**TASK GOAL**
Pull every line containing "менеджмента" out of the material below.

**Dataset records on visual material**

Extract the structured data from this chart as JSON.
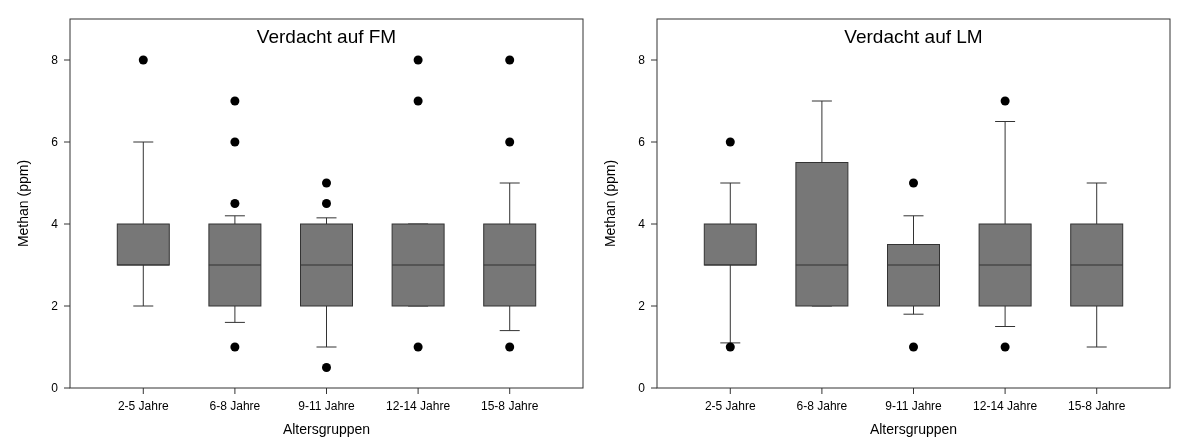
{
  "chart_data": [
    {
      "type": "box",
      "title": "Verdacht auf FM",
      "xlabel": "Altersgruppen",
      "ylabel": "Methan (ppm)",
      "categories": [
        "2-5 Jahre",
        "6-8 Jahre",
        "9-11 Jahre",
        "12-14 Jahre",
        "15-8 Jahre"
      ],
      "ylim": [
        0,
        9
      ],
      "yticks": [
        0,
        2,
        4,
        6,
        8
      ],
      "color": "#777777",
      "boxes": [
        {
          "low": 2,
          "q1": 3,
          "median": 3,
          "q3": 4,
          "high": 6,
          "outliers": [
            8
          ]
        },
        {
          "low": 1.6,
          "q1": 2,
          "median": 3,
          "q3": 4,
          "high": 4.2,
          "outliers": [
            1,
            4.5,
            6,
            7
          ]
        },
        {
          "low": 1,
          "q1": 2,
          "median": 3,
          "q3": 4,
          "high": 4.15,
          "outliers": [
            0.5,
            4.5,
            5
          ]
        },
        {
          "low": 2,
          "q1": 2,
          "median": 3,
          "q3": 4,
          "high": 4,
          "outliers": [
            1,
            7,
            8
          ]
        },
        {
          "low": 1.4,
          "q1": 2,
          "median": 3,
          "q3": 4,
          "high": 5,
          "outliers": [
            1,
            6,
            8
          ]
        }
      ]
    },
    {
      "type": "box",
      "title": "Verdacht auf LM",
      "xlabel": "Altersgruppen",
      "ylabel": "Methan (ppm)",
      "categories": [
        "2-5 Jahre",
        "6-8 Jahre",
        "9-11 Jahre",
        "12-14 Jahre",
        "15-8 Jahre"
      ],
      "ylim": [
        0,
        9
      ],
      "yticks": [
        0,
        2,
        4,
        6,
        8
      ],
      "color": "#777777",
      "boxes": [
        {
          "low": 1.1,
          "q1": 3,
          "median": 3,
          "q3": 4,
          "high": 5,
          "outliers": [
            1,
            6
          ]
        },
        {
          "low": 2,
          "q1": 2,
          "median": 3,
          "q3": 5.5,
          "high": 7
        },
        {
          "low": 1.8,
          "q1": 2,
          "median": 3,
          "q3": 3.5,
          "high": 4.2,
          "outliers": [
            1,
            5
          ]
        },
        {
          "low": 1.5,
          "q1": 2,
          "median": 3,
          "q3": 4,
          "high": 6.5,
          "outliers": [
            1,
            7
          ]
        },
        {
          "low": 1,
          "q1": 2,
          "median": 3,
          "q3": 4,
          "high": 5
        }
      ]
    }
  ]
}
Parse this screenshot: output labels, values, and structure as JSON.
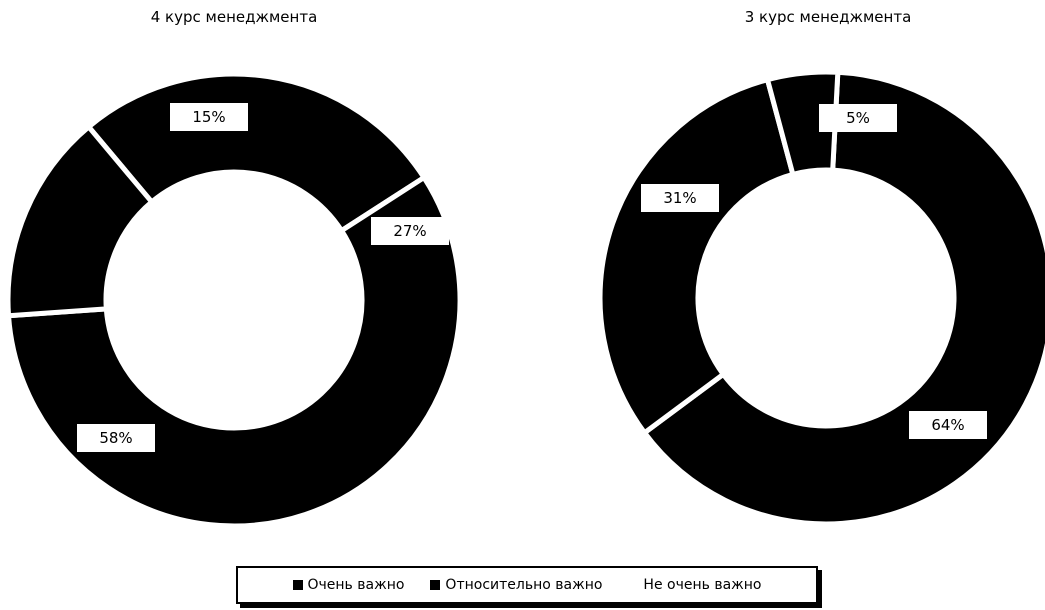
{
  "chart_data": [
    {
      "type": "pie",
      "title": "4 курс менеджмента",
      "categories": [
        "Очень важно",
        "Относительно важно",
        "Не очень важно"
      ],
      "values": [
        27,
        58,
        15
      ],
      "labels": [
        "27%",
        "58%",
        "15%"
      ],
      "donut": true
    },
    {
      "type": "pie",
      "title": "3 курс менеджмента",
      "categories": [
        "Очень важно",
        "Относительно важно",
        "Не очень важно"
      ],
      "values": [
        64,
        31,
        5
      ],
      "labels": [
        "64%",
        "31%",
        "5%"
      ],
      "donut": true
    }
  ],
  "legend": {
    "items": [
      {
        "label": "Очень важно",
        "color": "#000000"
      },
      {
        "label": "Относительно важно",
        "color": "#000000"
      },
      {
        "label": "Не очень важно",
        "color": "#ffffff"
      }
    ]
  },
  "colors": {
    "slice": "#000000",
    "separator": "#ffffff"
  }
}
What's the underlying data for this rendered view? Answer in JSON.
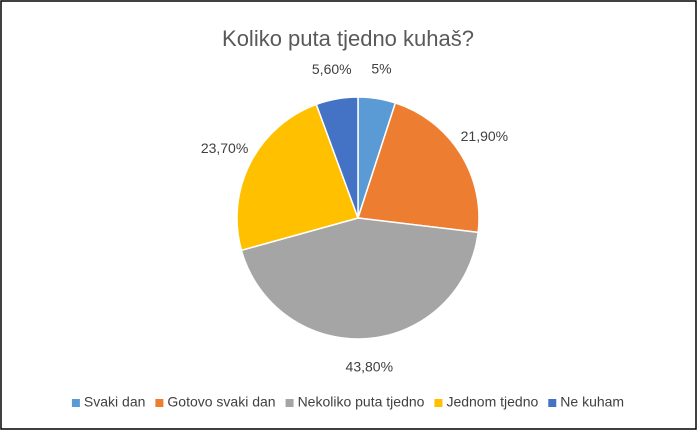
{
  "chart_data": {
    "type": "pie",
    "title": "Koliko puta tjedno kuhaš?",
    "categories": [
      "Svaki dan",
      "Gotovo svaki dan",
      "Nekoliko puta tjedno",
      "Jednom tjedno",
      "Ne kuham"
    ],
    "values": [
      5,
      21.9,
      43.8,
      23.7,
      5.6
    ],
    "value_labels": [
      "5%",
      "21,90%",
      "43,80%",
      "23,70%",
      "5,60%"
    ],
    "colors": [
      "#5b9bd5",
      "#ed7d31",
      "#a5a5a5",
      "#ffc000",
      "#4472c4"
    ],
    "legend": "bottom"
  }
}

**RESPONSE TO THIS TASK**
      "title": "4 курс менеджмента",
      "title": "3 курс менеджмента",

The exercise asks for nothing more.